→ Exercise aim
Where a line in the listing contains the string "into", copy that line out.

[Saved entries]
-----
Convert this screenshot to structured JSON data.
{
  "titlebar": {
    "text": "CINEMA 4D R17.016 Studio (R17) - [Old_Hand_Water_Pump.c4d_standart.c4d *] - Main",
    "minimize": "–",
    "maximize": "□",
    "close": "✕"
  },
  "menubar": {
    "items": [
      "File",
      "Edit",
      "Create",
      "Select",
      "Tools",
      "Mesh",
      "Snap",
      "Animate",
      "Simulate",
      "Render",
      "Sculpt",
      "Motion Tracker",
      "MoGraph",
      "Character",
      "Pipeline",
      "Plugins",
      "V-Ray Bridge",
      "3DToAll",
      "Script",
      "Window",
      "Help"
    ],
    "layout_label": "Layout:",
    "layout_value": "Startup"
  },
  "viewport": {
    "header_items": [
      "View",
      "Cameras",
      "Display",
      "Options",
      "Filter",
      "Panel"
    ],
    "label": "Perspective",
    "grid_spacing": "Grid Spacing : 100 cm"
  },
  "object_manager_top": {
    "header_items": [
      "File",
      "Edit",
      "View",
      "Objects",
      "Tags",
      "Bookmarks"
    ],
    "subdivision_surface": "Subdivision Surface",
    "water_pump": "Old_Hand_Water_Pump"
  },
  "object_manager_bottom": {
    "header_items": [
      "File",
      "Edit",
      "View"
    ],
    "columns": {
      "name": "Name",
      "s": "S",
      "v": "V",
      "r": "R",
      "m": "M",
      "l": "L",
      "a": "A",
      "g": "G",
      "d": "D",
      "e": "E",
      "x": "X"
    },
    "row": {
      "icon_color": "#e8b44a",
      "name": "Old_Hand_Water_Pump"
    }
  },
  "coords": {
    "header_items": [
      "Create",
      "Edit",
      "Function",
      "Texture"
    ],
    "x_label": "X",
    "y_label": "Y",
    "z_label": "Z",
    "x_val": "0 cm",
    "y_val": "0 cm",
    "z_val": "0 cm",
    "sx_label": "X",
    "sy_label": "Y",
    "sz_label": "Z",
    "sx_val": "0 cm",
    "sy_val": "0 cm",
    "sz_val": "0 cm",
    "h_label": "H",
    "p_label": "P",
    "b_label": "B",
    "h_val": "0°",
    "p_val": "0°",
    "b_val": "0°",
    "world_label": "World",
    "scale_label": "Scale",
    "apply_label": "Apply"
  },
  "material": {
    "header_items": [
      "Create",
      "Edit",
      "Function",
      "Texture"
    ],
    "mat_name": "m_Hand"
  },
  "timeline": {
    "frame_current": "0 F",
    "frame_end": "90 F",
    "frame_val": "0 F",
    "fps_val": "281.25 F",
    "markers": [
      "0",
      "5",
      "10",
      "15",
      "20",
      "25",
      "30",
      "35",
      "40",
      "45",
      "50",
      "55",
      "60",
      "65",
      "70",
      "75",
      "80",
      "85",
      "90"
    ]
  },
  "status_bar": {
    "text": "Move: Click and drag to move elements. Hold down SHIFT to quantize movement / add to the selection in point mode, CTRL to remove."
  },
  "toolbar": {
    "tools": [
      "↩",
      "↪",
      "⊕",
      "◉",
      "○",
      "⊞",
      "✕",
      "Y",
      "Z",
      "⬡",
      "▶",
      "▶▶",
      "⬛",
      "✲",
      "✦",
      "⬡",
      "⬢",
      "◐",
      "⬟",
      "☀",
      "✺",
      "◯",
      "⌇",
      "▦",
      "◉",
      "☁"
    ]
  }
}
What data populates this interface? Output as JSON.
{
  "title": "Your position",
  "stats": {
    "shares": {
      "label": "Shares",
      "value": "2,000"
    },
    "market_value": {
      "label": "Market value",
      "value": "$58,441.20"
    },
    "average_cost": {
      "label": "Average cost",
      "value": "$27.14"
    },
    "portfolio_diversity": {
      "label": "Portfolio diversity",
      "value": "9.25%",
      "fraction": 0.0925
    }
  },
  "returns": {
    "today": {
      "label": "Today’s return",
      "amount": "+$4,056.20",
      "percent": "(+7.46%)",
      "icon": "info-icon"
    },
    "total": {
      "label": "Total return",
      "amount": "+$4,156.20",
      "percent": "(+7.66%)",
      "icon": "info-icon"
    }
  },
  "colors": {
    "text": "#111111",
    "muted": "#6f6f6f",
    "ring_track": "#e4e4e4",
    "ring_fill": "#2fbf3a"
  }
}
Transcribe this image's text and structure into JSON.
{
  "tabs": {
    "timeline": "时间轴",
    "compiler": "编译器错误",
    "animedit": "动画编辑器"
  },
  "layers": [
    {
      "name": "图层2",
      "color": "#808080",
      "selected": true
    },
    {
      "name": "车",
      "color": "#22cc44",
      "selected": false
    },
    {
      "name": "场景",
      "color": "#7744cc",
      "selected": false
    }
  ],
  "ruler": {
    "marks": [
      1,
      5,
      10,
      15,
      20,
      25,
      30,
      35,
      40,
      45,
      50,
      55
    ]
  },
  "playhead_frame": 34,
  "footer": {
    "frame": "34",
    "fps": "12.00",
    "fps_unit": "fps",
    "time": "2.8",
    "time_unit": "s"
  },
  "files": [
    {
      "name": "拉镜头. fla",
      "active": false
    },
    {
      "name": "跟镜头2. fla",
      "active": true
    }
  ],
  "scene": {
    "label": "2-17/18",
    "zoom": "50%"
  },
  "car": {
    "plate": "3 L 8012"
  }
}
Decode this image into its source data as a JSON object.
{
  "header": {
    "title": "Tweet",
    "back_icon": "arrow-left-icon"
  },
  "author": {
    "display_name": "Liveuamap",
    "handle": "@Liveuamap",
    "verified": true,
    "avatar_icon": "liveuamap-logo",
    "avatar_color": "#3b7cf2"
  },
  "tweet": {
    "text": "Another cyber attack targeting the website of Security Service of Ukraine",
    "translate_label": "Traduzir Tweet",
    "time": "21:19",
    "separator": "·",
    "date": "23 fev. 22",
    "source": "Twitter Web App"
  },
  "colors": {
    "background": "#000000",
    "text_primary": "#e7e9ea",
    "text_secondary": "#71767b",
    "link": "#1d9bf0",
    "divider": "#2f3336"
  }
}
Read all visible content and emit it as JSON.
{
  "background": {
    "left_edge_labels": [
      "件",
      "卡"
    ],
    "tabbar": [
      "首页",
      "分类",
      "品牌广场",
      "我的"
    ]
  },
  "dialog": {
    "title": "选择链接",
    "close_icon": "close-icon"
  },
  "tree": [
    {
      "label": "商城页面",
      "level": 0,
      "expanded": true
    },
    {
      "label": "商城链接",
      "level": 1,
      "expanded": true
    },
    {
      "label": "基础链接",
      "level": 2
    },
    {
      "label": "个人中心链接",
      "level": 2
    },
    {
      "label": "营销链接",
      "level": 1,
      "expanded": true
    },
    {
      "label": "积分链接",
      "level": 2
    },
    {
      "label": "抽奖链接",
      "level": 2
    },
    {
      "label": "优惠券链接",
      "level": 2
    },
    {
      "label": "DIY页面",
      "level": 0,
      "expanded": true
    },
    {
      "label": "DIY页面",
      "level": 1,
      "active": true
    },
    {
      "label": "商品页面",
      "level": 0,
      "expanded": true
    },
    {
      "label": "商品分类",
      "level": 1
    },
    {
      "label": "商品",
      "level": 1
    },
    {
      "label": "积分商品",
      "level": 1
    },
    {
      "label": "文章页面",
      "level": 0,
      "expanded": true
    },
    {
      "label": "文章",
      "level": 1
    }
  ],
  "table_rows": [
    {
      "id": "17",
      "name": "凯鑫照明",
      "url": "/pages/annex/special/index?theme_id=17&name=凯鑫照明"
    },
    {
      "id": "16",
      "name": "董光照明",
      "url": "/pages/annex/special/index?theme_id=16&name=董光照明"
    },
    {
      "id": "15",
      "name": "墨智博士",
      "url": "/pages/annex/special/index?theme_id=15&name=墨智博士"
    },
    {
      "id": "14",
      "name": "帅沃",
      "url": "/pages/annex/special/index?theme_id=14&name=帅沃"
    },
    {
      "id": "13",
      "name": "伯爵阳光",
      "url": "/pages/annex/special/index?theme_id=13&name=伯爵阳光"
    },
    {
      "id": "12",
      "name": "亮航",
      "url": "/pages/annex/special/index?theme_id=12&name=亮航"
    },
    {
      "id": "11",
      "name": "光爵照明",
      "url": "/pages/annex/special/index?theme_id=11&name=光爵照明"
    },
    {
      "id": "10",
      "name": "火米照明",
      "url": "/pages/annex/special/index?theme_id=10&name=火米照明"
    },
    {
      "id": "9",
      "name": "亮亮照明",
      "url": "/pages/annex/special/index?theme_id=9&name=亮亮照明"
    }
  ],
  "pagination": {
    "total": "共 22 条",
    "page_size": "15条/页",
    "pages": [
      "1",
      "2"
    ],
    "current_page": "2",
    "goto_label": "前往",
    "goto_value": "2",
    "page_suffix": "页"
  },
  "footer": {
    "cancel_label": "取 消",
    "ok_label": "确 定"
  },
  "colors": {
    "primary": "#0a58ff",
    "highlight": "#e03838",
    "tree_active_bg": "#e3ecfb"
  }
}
-----
→ Result for this task
Transcribe this image's text and structure into JSON.
Decode this image into its source data as a JSON object.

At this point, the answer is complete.